▶ [WHAT IS REQUIRED] Search the listing for the string "للدفع" and copy every line that contains it.

▶ [TASK INPUTS]
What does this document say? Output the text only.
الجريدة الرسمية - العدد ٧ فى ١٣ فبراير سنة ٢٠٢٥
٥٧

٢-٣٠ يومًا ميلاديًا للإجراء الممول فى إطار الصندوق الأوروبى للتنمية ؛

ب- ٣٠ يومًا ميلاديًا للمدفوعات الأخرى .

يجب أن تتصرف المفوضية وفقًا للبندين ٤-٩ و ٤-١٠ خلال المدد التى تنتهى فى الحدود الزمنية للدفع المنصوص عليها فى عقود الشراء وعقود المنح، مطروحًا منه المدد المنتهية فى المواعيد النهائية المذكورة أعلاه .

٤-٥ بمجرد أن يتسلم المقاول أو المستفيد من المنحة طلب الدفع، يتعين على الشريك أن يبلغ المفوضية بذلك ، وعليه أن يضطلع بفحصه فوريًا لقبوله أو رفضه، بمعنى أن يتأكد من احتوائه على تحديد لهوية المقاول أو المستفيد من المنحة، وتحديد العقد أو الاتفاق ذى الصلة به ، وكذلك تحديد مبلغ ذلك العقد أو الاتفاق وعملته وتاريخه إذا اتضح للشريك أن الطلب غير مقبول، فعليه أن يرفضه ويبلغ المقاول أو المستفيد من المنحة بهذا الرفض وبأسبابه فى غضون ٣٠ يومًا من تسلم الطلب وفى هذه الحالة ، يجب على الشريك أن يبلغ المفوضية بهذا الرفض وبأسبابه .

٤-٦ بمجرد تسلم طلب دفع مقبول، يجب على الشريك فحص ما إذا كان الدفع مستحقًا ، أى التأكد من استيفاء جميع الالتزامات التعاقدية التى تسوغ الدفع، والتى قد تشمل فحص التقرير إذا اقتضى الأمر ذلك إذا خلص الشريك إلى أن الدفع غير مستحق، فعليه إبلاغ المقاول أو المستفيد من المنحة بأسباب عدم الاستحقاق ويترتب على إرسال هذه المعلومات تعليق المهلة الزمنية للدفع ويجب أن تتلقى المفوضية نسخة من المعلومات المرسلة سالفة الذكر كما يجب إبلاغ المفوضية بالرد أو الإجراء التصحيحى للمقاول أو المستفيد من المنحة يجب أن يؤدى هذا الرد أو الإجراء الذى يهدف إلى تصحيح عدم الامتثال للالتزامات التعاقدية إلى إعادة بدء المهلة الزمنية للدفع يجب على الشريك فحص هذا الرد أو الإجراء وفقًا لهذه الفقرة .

...

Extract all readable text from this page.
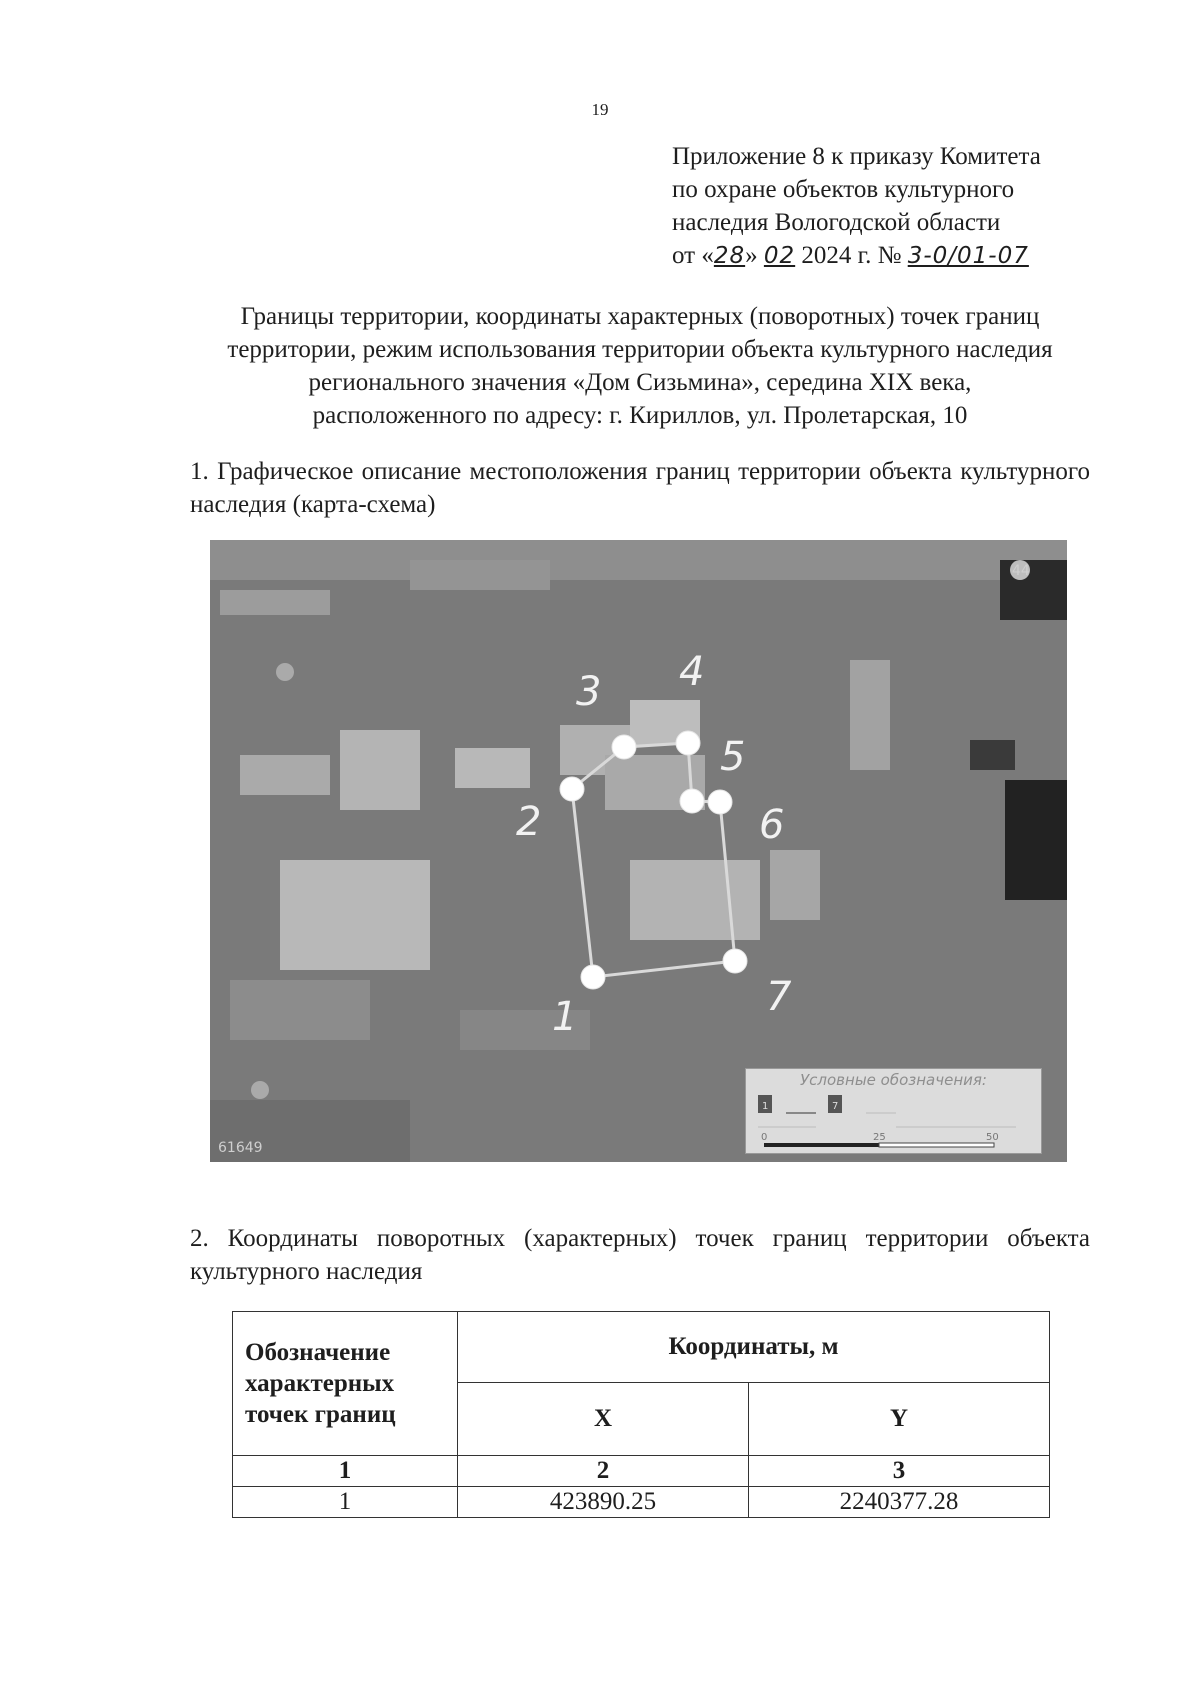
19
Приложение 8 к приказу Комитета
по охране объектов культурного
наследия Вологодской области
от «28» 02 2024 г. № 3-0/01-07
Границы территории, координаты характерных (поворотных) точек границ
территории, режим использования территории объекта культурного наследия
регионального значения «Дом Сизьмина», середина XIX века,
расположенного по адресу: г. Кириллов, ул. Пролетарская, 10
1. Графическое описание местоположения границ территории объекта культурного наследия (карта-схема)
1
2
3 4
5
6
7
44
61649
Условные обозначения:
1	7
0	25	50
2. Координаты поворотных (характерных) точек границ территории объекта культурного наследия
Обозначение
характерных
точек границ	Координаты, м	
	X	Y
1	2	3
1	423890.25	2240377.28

▶ [FINAL RESULT]
يجب أن تتصرف المفوضية وفقًا للبندين ٤-٩ و ٤-١٠ خلال المدد التى تنتهى فى الحدود الزمنية للدفع المنصوص عليها فى عقود الشراء وعقود المنح، مطروحًا منه المدد المنتهية فى المواعيد النهائية المذكورة أعلاه .
٤-٦ بمجرد تسلم طلب دفع مقبول، يجب على الشريك فحص ما إذا كان الدفع مستحقًا ، أى التأكد من استيفاء جميع الالتزامات التعاقدية التى تسوغ الدفع، والتى قد تشمل فحص التقرير إذا اقتضى الأمر ذلك إذا خلص الشريك إلى أن الدفع غير مستحق، فعليه إبلاغ المقاول أو المستفيد من المنحة بأسباب عدم الاستحقاق ويترتب على إرسال هذه المعلومات تعليق المهلة الزمنية للدفع ويجب أن تتلقى المفوضية نسخة من المعلومات المرسلة سالفة الذكر كما يجب إبلاغ المفوضية بالرد أو الإجراء التصحيحى للمقاول أو المستفيد من المنحة يجب أن يؤدى هذا الرد أو الإجراء الذى يهدف إلى تصحيح عدم الامتثال للالتزامات التعاقدية إلى إعادة بدء المهلة الزمنية للدفع يجب على الشريك فحص هذا الرد أو الإجراء وفقًا لهذه الفقرة .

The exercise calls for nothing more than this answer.